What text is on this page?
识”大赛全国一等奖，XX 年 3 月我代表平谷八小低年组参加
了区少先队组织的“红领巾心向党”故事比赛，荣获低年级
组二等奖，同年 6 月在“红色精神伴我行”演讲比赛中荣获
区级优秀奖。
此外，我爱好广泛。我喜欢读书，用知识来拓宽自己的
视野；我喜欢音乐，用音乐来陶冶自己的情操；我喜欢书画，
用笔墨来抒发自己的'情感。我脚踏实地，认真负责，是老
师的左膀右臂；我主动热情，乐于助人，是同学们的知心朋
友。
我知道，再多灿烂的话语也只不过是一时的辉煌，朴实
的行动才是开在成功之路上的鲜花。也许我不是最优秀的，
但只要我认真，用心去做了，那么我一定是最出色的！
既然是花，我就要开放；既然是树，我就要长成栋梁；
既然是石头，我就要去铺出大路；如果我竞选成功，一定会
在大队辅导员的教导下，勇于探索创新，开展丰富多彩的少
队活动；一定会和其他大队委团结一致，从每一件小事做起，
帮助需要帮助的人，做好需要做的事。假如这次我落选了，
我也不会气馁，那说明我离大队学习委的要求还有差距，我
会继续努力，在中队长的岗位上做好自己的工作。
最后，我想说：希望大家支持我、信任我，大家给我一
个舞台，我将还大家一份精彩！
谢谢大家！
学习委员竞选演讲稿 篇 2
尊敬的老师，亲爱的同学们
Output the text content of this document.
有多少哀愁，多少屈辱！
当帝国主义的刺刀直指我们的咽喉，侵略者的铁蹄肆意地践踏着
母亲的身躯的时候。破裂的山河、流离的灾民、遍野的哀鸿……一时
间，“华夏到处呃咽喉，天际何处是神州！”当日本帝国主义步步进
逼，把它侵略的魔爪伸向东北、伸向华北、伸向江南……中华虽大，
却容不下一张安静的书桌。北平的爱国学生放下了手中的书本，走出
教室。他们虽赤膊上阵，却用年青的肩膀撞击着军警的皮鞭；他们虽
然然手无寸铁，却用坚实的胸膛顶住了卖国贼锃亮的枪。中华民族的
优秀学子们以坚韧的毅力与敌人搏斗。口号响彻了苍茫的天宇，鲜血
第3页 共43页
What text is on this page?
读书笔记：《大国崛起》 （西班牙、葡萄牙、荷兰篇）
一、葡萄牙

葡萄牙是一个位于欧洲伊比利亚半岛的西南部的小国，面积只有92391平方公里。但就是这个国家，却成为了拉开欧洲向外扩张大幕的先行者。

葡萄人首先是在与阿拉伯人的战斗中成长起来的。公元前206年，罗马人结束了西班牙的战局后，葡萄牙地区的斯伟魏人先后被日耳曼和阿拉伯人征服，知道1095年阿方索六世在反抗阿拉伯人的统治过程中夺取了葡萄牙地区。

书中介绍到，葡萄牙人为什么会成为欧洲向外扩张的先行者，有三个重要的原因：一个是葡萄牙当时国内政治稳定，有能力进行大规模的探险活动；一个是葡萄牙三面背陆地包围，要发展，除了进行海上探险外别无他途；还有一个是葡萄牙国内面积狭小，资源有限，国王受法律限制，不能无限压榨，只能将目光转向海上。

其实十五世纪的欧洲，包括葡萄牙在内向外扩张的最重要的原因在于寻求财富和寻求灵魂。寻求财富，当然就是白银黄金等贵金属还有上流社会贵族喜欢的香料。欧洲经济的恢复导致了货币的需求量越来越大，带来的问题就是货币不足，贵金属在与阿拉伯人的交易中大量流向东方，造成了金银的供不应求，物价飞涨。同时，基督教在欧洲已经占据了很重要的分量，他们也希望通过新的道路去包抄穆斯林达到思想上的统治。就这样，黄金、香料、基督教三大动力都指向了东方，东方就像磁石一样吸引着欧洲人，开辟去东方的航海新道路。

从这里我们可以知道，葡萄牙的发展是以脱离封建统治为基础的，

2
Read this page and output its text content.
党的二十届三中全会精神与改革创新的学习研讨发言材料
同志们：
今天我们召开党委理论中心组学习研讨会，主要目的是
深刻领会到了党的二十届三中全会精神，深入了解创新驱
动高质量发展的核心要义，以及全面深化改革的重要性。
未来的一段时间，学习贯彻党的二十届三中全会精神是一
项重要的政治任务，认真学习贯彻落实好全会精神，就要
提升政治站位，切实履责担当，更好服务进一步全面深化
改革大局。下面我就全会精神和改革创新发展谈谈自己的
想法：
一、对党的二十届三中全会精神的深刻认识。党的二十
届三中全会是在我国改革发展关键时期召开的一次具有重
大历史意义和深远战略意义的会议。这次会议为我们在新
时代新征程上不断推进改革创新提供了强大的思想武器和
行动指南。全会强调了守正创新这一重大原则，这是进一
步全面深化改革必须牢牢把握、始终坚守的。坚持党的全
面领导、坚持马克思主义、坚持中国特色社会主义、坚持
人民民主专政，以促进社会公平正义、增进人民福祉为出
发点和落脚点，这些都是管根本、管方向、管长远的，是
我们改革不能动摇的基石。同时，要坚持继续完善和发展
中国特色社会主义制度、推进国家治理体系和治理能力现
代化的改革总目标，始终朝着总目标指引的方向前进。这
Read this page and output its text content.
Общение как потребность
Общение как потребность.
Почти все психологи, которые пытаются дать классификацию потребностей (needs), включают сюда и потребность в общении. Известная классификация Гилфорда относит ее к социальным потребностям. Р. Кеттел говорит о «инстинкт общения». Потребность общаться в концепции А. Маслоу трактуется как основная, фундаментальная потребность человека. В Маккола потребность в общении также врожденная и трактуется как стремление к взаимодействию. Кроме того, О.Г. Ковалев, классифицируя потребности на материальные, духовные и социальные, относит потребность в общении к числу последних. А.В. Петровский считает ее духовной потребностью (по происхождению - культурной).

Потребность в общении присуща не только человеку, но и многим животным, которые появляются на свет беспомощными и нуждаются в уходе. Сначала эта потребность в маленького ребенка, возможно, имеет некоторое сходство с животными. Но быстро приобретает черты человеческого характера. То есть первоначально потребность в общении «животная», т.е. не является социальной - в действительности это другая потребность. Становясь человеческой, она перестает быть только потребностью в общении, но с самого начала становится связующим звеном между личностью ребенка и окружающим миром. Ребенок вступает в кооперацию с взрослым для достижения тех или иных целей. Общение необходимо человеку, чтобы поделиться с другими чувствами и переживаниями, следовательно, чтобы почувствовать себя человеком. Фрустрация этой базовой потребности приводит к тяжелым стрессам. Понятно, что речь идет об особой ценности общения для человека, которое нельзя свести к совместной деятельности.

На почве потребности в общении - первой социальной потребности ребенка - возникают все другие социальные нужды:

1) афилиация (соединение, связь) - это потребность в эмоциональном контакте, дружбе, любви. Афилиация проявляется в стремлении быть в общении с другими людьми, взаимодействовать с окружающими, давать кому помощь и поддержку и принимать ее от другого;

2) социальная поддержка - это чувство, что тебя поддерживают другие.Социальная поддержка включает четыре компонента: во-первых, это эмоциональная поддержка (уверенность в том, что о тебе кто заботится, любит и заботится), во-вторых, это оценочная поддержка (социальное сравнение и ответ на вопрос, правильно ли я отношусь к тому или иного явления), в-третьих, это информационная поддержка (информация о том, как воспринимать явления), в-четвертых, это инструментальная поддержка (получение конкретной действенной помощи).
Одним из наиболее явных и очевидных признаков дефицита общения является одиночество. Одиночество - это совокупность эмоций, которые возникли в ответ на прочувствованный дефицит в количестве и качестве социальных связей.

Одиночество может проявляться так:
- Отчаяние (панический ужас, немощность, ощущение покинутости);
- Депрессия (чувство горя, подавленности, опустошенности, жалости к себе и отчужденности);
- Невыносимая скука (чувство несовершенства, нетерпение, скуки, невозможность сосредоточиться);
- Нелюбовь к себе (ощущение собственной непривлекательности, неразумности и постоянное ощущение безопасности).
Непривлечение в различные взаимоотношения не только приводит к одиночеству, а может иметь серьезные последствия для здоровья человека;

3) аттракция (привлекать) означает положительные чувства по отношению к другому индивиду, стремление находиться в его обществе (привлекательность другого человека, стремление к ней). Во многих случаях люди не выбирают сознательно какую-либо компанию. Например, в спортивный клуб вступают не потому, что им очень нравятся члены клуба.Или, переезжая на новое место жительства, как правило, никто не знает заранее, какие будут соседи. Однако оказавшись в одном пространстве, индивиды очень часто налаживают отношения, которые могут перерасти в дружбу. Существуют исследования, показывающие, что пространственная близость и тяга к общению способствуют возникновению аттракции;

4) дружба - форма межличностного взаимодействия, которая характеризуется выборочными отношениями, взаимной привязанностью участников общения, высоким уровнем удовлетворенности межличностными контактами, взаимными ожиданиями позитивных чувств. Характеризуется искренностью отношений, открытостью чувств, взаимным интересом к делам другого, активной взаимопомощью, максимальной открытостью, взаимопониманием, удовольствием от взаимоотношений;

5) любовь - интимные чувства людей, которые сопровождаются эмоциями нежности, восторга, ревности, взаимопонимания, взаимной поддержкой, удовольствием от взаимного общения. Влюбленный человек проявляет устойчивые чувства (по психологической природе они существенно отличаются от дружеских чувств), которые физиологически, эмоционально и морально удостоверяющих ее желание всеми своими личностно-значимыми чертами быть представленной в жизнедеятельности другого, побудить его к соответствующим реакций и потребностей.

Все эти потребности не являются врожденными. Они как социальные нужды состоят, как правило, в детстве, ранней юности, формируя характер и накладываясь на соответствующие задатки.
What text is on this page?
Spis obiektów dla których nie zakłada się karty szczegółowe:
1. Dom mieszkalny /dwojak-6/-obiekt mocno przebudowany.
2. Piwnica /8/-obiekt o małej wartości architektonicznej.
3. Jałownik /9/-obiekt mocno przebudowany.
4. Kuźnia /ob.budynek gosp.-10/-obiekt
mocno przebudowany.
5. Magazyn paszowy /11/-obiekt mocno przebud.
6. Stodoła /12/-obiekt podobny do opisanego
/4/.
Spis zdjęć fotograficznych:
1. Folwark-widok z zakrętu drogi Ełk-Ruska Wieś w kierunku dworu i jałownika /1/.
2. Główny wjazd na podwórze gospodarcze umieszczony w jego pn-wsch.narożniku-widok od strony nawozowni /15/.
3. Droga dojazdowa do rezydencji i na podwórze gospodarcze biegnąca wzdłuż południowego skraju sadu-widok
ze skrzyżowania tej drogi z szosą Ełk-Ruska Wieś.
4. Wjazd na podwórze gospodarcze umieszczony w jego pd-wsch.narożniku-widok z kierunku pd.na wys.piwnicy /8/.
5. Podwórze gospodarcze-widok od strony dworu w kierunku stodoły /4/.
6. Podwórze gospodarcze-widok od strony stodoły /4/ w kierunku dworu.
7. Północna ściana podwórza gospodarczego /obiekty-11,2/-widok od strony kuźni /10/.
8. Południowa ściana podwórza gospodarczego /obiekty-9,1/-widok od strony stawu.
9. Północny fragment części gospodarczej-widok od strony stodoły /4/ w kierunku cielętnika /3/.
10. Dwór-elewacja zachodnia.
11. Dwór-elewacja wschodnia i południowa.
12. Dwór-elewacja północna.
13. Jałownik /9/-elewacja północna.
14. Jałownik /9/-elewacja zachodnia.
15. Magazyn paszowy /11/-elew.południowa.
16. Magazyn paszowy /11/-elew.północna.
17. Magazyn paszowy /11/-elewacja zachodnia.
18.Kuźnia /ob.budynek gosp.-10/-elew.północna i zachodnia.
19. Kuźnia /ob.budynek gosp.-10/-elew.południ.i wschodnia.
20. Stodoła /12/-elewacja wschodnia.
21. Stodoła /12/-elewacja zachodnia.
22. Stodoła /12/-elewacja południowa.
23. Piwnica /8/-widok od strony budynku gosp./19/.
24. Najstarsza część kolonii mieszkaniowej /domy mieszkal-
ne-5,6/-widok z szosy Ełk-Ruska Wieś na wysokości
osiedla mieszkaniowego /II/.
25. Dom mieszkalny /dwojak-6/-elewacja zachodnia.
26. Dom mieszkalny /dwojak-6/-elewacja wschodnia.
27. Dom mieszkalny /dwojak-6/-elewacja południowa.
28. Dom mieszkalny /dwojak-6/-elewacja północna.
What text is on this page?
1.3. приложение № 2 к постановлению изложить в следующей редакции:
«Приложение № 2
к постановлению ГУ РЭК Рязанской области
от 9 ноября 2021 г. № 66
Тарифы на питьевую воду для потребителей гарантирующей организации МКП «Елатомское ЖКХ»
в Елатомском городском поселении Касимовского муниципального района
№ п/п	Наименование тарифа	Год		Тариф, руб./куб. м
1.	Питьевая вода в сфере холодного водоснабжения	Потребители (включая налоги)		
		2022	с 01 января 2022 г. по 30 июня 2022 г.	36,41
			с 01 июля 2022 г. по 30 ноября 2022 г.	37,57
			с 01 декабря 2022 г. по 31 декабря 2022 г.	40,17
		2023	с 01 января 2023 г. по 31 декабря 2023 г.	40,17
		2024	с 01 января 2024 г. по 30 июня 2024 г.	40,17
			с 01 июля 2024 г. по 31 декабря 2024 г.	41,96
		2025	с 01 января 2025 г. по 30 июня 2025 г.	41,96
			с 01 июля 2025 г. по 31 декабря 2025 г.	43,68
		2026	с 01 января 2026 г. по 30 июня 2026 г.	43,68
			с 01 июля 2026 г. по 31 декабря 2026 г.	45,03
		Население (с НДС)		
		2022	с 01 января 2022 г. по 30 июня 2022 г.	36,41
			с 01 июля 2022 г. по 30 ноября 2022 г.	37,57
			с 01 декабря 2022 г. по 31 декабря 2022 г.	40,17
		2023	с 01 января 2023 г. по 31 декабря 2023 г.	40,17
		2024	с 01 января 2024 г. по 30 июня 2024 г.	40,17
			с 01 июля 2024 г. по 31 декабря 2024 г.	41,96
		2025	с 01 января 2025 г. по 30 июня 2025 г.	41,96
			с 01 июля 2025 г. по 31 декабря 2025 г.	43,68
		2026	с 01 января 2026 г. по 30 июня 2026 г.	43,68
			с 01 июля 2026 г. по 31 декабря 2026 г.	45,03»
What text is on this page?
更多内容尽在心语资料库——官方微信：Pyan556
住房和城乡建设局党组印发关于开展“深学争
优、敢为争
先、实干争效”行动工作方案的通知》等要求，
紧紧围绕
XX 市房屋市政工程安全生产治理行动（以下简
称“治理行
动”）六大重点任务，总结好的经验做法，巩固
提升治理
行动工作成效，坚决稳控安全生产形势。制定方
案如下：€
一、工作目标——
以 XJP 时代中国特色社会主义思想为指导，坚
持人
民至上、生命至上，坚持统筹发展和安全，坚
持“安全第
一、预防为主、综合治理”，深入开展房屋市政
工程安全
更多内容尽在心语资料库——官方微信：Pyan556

## AIM OF THE TASK
Search the lines for "kierunku". Copy each line that has it.

## FULL ANSWER
1. Folwark-widok z zakrętu drogi Ełk-Ruska Wieś w kierunku dworu i jałownika /1/.
4. Wjazd na podwórze gospodarcze umieszczony w jego pd-wsch.narożniku-widok z kierunku pd.na wys.piwnicy /8/.
5. Podwórze gospodarcze-widok od strony dworu w kierunku stodoły /4/.
6. Podwórze gospodarcze-widok od strony stodoły /4/ w kierunku dworu.
9. Północny fragment części gospodarczej-widok od strony stodoły /4/ w kierunku cielętnika /3/.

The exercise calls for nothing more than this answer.